■ **Your goal**: Tally the lines that include "icon". Output the number only.
— start —
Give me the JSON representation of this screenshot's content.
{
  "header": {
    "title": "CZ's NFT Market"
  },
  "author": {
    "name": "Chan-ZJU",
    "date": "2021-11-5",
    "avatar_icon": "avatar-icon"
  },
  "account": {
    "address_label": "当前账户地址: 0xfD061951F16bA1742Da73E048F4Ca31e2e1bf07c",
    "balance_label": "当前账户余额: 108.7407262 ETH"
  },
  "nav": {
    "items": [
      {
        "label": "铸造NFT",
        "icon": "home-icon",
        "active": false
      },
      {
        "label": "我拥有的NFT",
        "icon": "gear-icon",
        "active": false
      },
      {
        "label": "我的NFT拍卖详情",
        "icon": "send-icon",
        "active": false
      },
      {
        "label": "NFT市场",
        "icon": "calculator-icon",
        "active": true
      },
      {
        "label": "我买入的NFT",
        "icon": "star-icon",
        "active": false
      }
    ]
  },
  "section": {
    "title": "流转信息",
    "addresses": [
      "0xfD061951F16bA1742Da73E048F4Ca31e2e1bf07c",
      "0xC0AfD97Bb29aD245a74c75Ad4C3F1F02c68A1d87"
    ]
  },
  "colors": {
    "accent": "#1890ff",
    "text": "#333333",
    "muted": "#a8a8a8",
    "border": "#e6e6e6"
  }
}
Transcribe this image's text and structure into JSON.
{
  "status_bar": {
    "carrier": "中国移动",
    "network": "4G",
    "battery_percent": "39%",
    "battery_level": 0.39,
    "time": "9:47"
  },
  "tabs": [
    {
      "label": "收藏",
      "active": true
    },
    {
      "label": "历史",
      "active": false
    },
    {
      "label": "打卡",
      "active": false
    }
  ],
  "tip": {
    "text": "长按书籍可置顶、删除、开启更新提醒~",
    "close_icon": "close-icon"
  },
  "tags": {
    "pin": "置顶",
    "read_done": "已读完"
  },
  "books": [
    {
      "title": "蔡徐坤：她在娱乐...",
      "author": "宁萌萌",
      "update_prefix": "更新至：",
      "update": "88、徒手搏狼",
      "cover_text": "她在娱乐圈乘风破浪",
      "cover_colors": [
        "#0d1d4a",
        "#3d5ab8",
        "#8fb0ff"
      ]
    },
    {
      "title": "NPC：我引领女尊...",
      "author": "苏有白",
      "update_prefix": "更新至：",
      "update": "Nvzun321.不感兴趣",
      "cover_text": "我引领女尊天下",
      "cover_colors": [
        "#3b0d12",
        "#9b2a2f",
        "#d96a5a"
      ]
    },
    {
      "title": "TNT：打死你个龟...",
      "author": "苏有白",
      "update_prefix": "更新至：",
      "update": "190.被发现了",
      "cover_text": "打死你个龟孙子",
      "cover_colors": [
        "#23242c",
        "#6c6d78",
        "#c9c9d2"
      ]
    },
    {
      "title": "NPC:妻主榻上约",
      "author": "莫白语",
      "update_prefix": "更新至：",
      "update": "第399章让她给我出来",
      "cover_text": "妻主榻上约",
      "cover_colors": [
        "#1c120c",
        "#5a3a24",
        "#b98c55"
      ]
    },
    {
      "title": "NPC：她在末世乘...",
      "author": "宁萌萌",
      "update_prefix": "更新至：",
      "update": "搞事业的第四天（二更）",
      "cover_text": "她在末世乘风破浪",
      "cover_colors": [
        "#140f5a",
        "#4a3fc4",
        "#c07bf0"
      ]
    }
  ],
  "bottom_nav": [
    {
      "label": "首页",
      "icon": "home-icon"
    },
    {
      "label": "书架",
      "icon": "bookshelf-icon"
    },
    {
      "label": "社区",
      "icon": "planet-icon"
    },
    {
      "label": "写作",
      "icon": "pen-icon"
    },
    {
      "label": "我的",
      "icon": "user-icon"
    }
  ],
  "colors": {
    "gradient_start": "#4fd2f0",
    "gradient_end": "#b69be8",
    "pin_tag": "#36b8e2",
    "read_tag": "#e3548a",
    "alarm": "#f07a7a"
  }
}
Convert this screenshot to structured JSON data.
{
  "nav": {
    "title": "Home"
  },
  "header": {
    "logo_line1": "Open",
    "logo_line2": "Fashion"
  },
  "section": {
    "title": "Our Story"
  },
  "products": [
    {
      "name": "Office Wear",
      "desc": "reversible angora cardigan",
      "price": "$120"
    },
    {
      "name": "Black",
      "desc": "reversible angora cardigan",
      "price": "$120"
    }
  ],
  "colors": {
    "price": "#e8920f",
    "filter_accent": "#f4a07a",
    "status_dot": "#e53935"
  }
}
— end —
■ **Result of this exercise**: 12